• _What this task involves_
Find "Output a JSON" in the data below; transcribe the line it appears on and each line after it, exactly, to the end, and nothing else.

[Data items]

>> BEGIN

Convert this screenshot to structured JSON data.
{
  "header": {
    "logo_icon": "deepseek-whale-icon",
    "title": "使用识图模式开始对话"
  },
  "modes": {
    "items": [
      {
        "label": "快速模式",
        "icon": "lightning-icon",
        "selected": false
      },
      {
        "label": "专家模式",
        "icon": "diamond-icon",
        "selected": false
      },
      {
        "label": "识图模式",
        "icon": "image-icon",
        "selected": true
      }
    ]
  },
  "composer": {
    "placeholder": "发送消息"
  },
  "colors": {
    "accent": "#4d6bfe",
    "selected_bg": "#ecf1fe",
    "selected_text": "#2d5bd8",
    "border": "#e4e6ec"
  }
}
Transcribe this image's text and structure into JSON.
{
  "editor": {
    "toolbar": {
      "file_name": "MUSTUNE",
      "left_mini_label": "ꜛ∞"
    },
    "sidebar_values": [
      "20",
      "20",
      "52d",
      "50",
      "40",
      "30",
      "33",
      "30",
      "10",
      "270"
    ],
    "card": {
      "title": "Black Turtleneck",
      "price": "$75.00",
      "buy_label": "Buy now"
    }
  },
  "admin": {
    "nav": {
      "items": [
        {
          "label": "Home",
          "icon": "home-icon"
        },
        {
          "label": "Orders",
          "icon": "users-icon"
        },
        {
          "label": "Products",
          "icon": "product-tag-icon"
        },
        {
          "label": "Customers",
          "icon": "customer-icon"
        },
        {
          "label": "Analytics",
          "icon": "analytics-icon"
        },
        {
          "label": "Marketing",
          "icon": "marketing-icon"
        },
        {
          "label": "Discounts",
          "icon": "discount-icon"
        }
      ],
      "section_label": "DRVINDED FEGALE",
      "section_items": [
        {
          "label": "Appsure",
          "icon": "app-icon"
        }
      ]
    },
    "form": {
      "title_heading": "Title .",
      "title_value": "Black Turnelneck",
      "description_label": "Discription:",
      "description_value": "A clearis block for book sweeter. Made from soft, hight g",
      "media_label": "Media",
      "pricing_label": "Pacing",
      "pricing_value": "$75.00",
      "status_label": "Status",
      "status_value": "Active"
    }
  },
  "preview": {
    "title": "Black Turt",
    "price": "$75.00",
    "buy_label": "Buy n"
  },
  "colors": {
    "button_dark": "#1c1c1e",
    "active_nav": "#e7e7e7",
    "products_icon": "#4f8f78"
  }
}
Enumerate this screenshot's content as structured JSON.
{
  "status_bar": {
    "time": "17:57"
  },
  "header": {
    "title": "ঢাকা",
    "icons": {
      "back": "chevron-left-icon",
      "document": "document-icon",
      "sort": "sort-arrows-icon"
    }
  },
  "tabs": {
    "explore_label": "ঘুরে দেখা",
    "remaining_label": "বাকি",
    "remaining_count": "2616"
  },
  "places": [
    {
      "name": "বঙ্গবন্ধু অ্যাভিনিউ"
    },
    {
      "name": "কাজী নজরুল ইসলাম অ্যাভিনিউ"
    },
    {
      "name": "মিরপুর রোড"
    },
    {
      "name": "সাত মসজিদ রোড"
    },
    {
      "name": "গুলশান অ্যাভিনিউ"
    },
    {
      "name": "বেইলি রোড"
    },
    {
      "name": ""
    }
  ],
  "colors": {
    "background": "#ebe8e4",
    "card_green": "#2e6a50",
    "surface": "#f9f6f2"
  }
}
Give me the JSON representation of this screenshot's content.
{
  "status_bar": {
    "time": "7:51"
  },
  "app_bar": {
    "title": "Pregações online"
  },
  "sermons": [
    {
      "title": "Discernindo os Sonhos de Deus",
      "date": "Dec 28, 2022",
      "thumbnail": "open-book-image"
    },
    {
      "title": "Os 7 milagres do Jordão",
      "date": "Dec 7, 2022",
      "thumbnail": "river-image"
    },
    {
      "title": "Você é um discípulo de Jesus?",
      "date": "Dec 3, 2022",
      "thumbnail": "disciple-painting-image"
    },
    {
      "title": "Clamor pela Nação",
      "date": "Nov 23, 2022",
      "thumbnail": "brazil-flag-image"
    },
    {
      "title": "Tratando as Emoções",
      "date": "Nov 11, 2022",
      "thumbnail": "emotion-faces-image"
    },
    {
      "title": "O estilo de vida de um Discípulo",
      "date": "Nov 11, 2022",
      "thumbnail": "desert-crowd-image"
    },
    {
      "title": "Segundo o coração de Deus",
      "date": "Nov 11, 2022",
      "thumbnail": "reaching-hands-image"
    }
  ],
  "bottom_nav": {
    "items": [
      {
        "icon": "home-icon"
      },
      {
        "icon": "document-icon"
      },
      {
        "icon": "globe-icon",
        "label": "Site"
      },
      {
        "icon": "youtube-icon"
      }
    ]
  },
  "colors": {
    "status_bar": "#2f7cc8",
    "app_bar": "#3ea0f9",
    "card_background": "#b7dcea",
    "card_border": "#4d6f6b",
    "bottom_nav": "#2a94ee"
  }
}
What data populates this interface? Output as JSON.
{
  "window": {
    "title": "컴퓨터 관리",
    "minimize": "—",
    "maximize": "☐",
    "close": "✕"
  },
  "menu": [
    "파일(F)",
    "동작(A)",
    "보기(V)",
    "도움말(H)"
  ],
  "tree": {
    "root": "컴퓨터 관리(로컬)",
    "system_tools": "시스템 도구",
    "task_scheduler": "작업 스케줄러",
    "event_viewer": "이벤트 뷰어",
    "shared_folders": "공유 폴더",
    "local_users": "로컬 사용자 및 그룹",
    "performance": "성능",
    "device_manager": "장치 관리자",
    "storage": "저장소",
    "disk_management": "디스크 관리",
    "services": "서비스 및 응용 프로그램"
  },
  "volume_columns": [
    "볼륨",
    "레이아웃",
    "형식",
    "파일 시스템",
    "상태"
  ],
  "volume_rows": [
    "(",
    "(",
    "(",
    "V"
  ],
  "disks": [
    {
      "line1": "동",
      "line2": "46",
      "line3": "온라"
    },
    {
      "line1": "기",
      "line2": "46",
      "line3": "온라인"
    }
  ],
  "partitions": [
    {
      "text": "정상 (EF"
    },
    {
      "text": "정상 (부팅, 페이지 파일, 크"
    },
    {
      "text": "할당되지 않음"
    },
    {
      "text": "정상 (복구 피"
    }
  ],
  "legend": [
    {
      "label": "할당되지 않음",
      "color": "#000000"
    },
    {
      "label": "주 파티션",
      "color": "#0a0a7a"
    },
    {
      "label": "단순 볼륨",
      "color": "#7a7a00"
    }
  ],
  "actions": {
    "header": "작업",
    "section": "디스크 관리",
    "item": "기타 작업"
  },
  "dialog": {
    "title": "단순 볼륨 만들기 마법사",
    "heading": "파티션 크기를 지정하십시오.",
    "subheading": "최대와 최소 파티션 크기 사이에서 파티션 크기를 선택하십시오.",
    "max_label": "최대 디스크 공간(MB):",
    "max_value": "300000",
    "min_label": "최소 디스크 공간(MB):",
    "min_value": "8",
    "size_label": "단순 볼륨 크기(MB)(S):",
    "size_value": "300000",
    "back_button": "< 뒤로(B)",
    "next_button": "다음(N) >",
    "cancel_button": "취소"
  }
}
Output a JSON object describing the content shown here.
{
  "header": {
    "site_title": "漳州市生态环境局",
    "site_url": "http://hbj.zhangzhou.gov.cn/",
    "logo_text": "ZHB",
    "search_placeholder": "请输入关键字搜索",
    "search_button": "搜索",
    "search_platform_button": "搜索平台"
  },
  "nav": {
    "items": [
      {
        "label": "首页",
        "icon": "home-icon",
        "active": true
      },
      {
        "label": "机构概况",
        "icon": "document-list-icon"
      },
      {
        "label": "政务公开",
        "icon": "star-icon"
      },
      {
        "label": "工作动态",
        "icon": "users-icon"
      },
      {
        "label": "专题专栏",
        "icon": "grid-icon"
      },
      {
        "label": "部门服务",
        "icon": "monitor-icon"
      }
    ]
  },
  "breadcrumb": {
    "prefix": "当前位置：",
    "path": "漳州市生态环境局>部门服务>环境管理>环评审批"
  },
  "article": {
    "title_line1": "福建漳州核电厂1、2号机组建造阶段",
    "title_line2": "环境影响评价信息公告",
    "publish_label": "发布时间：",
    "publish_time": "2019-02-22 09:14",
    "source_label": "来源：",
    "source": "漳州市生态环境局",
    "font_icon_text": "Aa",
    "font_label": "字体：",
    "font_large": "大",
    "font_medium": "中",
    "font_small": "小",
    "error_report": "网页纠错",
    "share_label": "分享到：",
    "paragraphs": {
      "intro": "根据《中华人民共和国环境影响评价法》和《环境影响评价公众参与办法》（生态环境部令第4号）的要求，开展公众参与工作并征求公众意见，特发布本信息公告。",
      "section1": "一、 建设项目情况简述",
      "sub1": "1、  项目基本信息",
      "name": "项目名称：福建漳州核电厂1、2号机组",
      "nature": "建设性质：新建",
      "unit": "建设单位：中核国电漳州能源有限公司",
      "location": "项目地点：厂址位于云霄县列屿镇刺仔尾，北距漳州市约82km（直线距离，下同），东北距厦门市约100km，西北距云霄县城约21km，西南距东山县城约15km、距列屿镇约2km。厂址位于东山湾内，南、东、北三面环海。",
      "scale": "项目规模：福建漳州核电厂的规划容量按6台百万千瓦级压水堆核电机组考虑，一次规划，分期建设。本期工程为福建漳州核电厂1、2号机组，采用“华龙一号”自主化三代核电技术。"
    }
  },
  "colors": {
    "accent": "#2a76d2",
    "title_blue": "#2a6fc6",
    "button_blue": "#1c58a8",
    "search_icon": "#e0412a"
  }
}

>> END

• _Correct result_
Output a JSON object describing the content shown here.
{
  "header": {
    "site_title": "漳州市生态环境局",
    "site_url": "http://hbj.zhangzhou.gov.cn/",
    "logo_text": "ZHB",
    "search_placeholder": "请输入关键字搜索",
    "search_button": "搜索",
    "search_platform_button": "搜索平台"
  },
  "nav": {
    "items": [
      {
        "label": "首页",
        "icon": "home-icon",
        "active": true
      },
      {
        "label": "机构概况",
        "icon": "document-list-icon"
      },
      {
        "label": "政务公开",
        "icon": "star-icon"
      },
      {
        "label": "工作动态",
        "icon": "users-icon"
      },
      {
        "label": "专题专栏",
        "icon": "grid-icon"
      },
      {
        "label": "部门服务",
        "icon": "monitor-icon"
      }
    ]
  },
  "breadcrumb": {
    "prefix": "当前位置：",
    "path": "漳州市生态环境局>部门服务>环境管理>环评审批"
  },
  "article": {
    "title_line1": "福建漳州核电厂1、2号机组建造阶段",
    "title_line2": "环境影响评价信息公告",
    "publish_label": "发布时间：",
    "publish_time": "2019-02-22 09:14",
    "source_label": "来源：",
    "source": "漳州市生态环境局",
    "font_icon_text": "Aa",
    "font_label": "字体：",
    "font_large": "大",
    "font_medium": "中",
    "font_small": "小",
    "error_report": "网页纠错",
    "share_label": "分享到：",
    "paragraphs": {
      "intro": "根据《中华人民共和国环境影响评价法》和《环境影响评价公众参与办法》（生态环境部令第4号）的要求，开展公众参与工作并征求公众意见，特发布本信息公告。",
      "section1": "一、 建设项目情况简述",
      "sub1": "1、  项目基本信息",
      "name": "项目名称：福建漳州核电厂1、2号机组",
      "nature": "建设性质：新建",
      "unit": "建设单位：中核国电漳州能源有限公司",
      "location": "项目地点：厂址位于云霄县列屿镇刺仔尾，北距漳州市约82km（直线距离，下同），东北距厦门市约100km，西北距云霄县城约21km，西南距东山县城约15km、距列屿镇约2km。厂址位于东山湾内，南、东、北三面环海。",
      "scale": "项目规模：福建漳州核电厂的规划容量按6台百万千瓦级压水堆核电机组考虑，一次规划，分期建设。本期工程为福建漳州核电厂1、2号机组，采用“华龙一号”自主化三代核电技术。"
    }
  },
  "colors": {
    "accent": "#2a76d2",
    "title_blue": "#2a6fc6",
    "button_blue": "#1c58a8",
    "search_icon": "#e0412a"
  }
}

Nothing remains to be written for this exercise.